• _Goal_
Will you print the material below without altering a single character?

*-*-*

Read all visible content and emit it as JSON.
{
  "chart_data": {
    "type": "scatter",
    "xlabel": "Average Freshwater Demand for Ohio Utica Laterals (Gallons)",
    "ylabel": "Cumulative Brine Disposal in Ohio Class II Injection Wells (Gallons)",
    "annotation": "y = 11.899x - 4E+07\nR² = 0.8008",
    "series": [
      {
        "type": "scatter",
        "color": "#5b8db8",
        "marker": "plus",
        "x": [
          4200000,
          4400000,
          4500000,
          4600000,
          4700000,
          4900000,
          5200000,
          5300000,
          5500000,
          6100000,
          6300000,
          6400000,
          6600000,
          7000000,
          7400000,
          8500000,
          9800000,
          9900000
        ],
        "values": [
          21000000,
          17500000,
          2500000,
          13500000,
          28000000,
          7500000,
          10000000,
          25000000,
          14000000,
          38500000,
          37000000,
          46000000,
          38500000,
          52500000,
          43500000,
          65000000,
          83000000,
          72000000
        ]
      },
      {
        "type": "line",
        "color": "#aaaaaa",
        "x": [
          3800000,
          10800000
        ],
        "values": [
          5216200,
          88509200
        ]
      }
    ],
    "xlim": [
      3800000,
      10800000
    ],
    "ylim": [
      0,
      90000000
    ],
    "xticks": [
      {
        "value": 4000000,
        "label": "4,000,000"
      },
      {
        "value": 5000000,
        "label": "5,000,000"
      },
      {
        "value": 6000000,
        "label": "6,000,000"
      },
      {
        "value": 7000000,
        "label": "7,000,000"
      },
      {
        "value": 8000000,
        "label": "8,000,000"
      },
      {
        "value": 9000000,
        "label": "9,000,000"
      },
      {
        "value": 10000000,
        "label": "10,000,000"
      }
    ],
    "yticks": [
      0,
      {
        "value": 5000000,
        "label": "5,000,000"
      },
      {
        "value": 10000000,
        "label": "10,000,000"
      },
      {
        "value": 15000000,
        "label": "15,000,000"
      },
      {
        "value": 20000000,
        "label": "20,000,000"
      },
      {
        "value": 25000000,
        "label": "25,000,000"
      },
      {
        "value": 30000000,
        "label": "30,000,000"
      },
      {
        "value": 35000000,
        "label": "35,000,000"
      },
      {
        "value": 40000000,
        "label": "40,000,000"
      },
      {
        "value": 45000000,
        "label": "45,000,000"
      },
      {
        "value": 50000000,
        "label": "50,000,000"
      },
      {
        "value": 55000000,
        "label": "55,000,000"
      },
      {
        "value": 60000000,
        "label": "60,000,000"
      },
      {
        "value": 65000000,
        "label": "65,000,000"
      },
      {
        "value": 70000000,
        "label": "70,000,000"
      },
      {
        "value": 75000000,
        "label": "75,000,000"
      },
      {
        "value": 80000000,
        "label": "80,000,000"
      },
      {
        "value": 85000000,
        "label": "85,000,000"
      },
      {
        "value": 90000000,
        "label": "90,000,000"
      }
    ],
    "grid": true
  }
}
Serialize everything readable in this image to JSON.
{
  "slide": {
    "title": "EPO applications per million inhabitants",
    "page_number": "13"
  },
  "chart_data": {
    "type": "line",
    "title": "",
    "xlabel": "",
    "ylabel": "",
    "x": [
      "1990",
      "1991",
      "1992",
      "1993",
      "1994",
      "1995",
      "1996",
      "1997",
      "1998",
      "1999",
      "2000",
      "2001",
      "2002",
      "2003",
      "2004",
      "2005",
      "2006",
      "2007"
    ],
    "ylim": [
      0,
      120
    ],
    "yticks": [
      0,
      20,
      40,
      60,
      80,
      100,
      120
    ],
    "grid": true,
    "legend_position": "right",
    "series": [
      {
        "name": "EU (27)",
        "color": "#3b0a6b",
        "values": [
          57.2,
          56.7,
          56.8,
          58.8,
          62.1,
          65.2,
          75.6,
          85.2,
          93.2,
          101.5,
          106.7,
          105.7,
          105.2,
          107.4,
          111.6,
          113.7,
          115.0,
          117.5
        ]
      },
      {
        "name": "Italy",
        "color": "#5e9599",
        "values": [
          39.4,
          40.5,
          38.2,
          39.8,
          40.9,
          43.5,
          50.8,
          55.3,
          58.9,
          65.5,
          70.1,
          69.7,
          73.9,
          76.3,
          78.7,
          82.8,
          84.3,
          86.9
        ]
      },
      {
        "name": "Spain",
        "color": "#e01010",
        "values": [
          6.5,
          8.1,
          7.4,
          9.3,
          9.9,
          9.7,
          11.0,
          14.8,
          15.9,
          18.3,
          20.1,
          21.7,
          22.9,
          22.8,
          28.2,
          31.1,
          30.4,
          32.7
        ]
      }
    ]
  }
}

*-*-*

• _Task output_
Read all visible content and emit it as JSON.
{
  "chart_data": {
    "type": "scatter",
    "xlabel": "Average Freshwater Demand for Ohio Utica Laterals (Gallons)",
    "ylabel": "Cumulative Brine Disposal in Ohio Class II Injection Wells (Gallons)",
    "annotation": "y = 11.899x - 4E+07\nR² = 0.8008",
    "series": [
      {
        "type": "scatter",
        "color": "#5b8db8",
        "marker": "plus",
        "x": [
          4200000,
          4400000,
          4500000,
          4600000,
          4700000,
          4900000,
          5200000,
          5300000,
          5500000,
          6100000,
          6300000,
          6400000,
          6600000,
          7000000,
          7400000,
          8500000,
          9800000,
          9900000
        ],
        "values": [
          21000000,
          17500000,
          2500000,
          13500000,
          28000000,
          7500000,
          10000000,
          25000000,
          14000000,
          38500000,
          37000000,
          46000000,
          38500000,
          52500000,
          43500000,
          65000000,
          83000000,
          72000000
        ]
      },
      {
        "type": "line",
        "color": "#aaaaaa",
        "x": [
          3800000,
          10800000
        ],
        "values": [
          5216200,
          88509200
        ]
      }
    ],
    "xlim": [
      3800000,
      10800000
    ],
    "ylim": [
      0,
      90000000
    ],
    "xticks": [
      {
        "value": 4000000,
        "label": "4,000,000"
      },
      {
        "value": 5000000,
        "label": "5,000,000"
      },
      {
        "value": 6000000,
        "label": "6,000,000"
      },
      {
        "value": 7000000,
        "label": "7,000,000"
      },
      {
        "value": 8000000,
        "label": "8,000,000"
      },
      {
        "value": 9000000,
        "label": "9,000,000"
      },
      {
        "value": 10000000,
        "label": "10,000,000"
      }
    ],
    "yticks": [
      0,
      {
        "value": 5000000,
        "label": "5,000,000"
      },
      {
        "value": 10000000,
        "label": "10,000,000"
      },
      {
        "value": 15000000,
        "label": "15,000,000"
      },
      {
        "value": 20000000,
        "label": "20,000,000"
      },
      {
        "value": 25000000,
        "label": "25,000,000"
      },
      {
        "value": 30000000,
        "label": "30,000,000"
      },
      {
        "value": 35000000,
        "label": "35,000,000"
      },
      {
        "value": 40000000,
        "label": "40,000,000"
      },
      {
        "value": 45000000,
        "label": "45,000,000"
      },
      {
        "value": 50000000,
        "label": "50,000,000"
      },
      {
        "value": 55000000,
        "label": "55,000,000"
      },
      {
        "value": 60000000,
        "label": "60,000,000"
      },
      {
        "value": 65000000,
        "label": "65,000,000"
      },
      {
        "value": 70000000,
        "label": "70,000,000"
      },
      {
        "value": 75000000,
        "label": "75,000,000"
      },
      {
        "value": 80000000,
        "label": "80,000,000"
      },
      {
        "value": 85000000,
        "label": "85,000,000"
      },
      {
        "value": 90000000,
        "label": "90,000,000"
      }
    ],
    "grid": true
  }
}
Serialize everything readable in this image to JSON.
{
  "slide": {
    "title": "EPO applications per million inhabitants",
    "page_number": "13"
  },
  "chart_data": {
    "type": "line",
    "title": "",
    "xlabel": "",
    "ylabel": "",
    "x": [
      "1990",
      "1991",
      "1992",
      "1993",
      "1994",
      "1995",
      "1996",
      "1997",
      "1998",
      "1999",
      "2000",
      "2001",
      "2002",
      "2003",
      "2004",
      "2005",
      "2006",
      "2007"
    ],
    "ylim": [
      0,
      120
    ],
    "yticks": [
      0,
      20,
      40,
      60,
      80,
      100,
      120
    ],
    "grid": true,
    "legend_position": "right",
    "series": [
      {
        "name": "EU (27)",
        "color": "#3b0a6b",
        "values": [
          57.2,
          56.7,
          56.8,
          58.8,
          62.1,
          65.2,
          75.6,
          85.2,
          93.2,
          101.5,
          106.7,
          105.7,
          105.2,
          107.4,
          111.6,
          113.7,
          115.0,
          117.5
        ]
      },
      {
        "name": "Italy",
        "color": "#5e9599",
        "values": [
          39.4,
          40.5,
          38.2,
          39.8,
          40.9,
          43.5,
          50.8,
          55.3,
          58.9,
          65.5,
          70.1,
          69.7,
          73.9,
          76.3,
          78.7,
          82.8,
          84.3,
          86.9
        ]
      },
      {
        "name": "Spain",
        "color": "#e01010",
        "values": [
          6.5,
          8.1,
          7.4,
          9.3,
          9.9,
          9.7,
          11.0,
          14.8,
          15.9,
          18.3,
          20.1,
          21.7,
          22.9,
          22.8,
          28.2,
          31.1,
          30.4,
          32.7
        ]
      }
    ]
  }
}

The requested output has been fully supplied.